## Dataset records

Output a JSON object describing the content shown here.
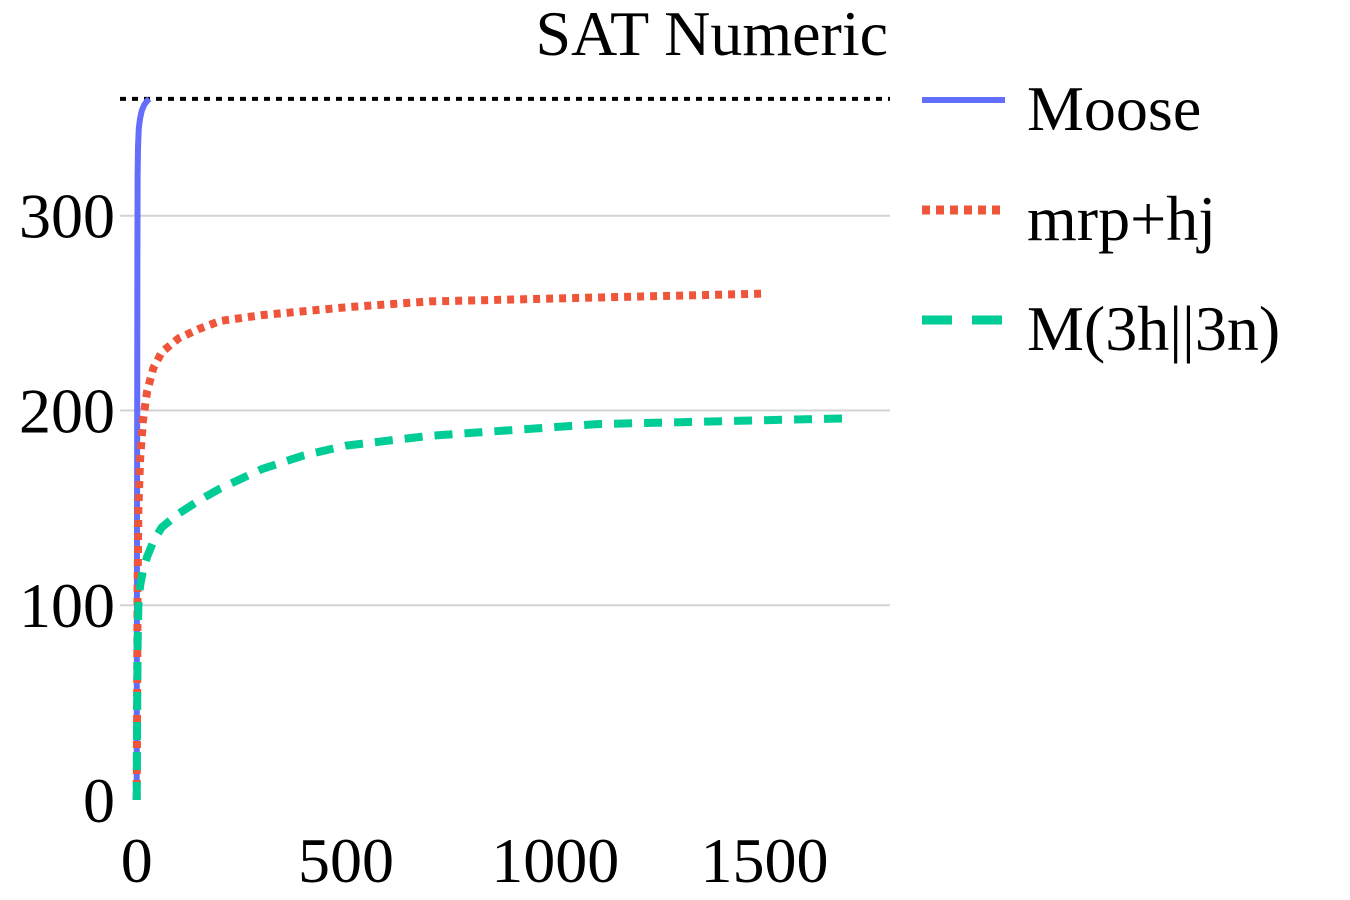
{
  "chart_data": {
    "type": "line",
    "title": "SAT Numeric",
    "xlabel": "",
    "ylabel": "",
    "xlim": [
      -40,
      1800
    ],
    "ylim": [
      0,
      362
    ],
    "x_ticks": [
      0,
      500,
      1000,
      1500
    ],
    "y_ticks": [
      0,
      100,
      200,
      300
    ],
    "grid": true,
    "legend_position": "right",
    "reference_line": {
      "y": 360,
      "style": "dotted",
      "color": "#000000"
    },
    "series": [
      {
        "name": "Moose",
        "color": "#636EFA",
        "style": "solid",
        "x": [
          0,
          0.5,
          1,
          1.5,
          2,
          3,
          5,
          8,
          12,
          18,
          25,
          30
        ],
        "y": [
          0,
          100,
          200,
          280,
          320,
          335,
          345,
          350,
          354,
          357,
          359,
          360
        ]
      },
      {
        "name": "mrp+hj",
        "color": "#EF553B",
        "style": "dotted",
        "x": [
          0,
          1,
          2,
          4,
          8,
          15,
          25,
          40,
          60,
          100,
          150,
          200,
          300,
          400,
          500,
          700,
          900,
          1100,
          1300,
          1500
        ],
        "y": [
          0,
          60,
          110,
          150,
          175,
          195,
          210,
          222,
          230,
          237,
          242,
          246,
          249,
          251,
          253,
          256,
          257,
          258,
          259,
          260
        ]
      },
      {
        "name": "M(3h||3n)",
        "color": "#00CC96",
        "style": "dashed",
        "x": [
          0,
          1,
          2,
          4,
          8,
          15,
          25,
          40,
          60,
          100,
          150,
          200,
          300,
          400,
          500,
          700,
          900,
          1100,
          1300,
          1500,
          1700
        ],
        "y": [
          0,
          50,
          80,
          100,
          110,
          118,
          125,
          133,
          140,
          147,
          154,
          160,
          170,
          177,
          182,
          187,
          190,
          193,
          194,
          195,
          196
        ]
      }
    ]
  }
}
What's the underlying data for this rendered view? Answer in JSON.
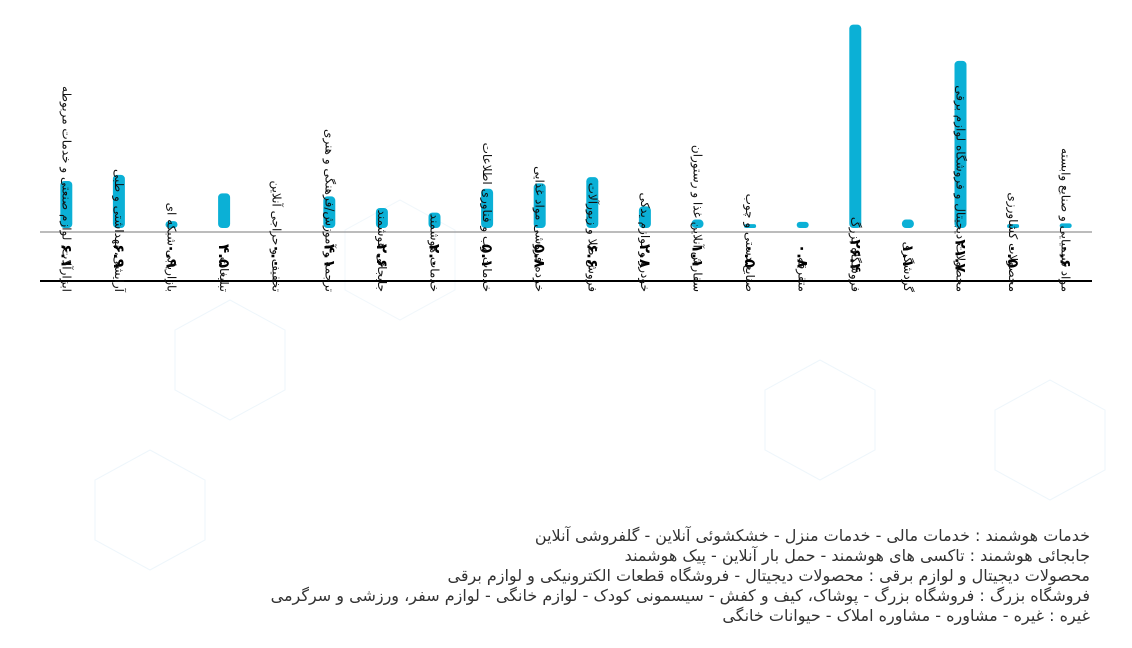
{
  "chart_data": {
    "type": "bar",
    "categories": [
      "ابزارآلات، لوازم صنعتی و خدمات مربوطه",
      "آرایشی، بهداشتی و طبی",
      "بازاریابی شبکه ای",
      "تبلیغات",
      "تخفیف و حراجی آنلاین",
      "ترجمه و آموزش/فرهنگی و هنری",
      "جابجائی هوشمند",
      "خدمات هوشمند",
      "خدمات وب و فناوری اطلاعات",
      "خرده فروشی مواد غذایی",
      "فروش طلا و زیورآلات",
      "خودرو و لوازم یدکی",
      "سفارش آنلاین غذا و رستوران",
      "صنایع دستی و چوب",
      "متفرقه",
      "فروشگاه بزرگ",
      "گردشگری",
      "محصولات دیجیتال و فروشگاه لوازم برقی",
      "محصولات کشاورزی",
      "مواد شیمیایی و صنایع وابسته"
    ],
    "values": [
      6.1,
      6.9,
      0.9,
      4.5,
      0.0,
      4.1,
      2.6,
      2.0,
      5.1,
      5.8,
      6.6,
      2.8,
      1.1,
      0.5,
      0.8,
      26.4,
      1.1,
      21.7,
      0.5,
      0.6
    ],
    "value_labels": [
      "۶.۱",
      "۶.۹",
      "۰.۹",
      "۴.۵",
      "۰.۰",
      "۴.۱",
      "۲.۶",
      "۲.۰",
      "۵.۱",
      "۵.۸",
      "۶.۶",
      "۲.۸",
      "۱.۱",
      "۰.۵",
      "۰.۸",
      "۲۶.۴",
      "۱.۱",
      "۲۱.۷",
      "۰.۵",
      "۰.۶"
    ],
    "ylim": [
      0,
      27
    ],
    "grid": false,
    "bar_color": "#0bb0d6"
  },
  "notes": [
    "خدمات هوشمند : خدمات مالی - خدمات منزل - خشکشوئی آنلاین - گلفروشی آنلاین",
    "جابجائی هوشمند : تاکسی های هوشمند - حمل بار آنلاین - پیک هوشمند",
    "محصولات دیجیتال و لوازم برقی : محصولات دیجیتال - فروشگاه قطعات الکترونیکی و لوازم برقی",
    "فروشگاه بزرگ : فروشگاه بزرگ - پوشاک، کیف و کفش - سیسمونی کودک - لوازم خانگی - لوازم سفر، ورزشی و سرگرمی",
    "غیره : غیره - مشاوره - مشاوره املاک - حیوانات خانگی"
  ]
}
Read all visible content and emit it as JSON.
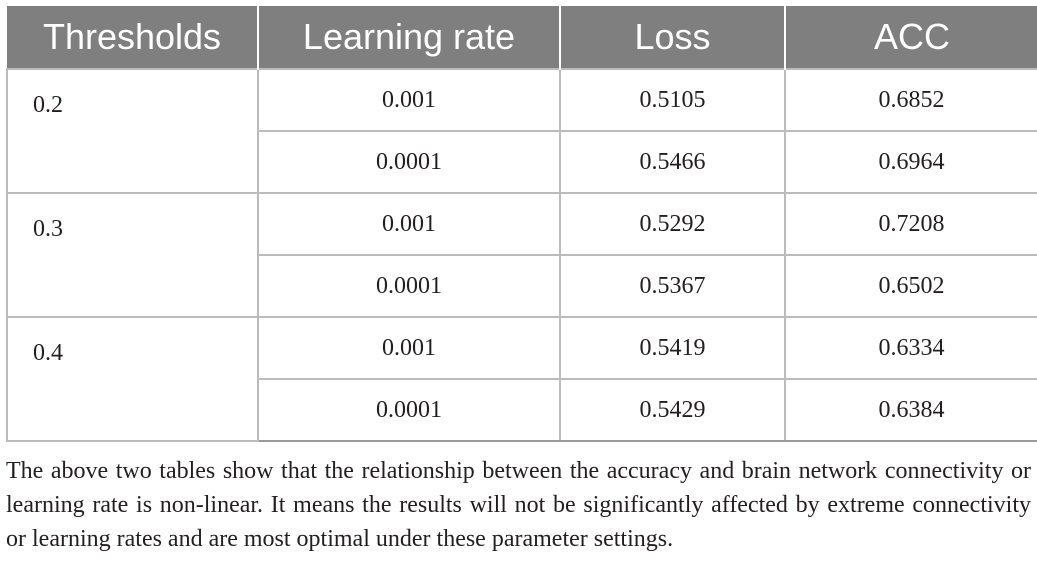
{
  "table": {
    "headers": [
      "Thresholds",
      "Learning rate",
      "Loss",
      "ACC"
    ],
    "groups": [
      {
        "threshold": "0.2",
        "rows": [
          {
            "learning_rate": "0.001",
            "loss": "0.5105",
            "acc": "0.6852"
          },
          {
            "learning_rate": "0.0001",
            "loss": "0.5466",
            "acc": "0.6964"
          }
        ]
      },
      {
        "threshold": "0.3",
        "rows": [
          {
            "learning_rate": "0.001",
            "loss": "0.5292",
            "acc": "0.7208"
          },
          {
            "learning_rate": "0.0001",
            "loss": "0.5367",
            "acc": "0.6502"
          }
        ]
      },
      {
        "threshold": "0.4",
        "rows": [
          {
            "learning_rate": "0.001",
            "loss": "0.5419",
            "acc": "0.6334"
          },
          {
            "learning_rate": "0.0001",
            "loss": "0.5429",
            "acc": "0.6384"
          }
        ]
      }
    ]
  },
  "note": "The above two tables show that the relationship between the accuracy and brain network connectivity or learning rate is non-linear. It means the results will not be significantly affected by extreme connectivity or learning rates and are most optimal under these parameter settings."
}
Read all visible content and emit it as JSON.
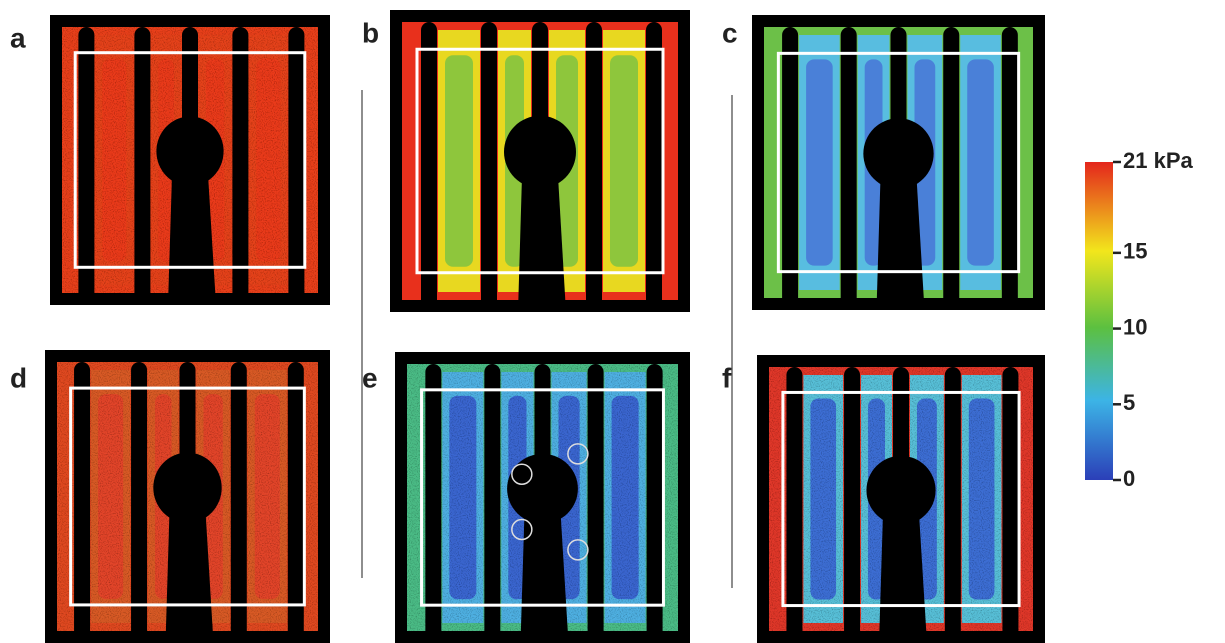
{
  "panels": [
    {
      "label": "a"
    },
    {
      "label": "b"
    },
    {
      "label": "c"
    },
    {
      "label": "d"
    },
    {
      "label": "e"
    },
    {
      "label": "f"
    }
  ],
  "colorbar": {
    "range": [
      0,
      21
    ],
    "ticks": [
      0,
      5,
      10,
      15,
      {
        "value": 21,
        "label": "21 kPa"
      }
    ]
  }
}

## Written task
Extract every line above that contains the word "برقی".

## Expected answer
      "محصولات دیجیتال و فروشگاه لوازم برقی",
    "محصولات دیجیتال و لوازم برقی : محصولات دیجیتال - فروشگاه قطعات الکترونیکی و لوازم برقی",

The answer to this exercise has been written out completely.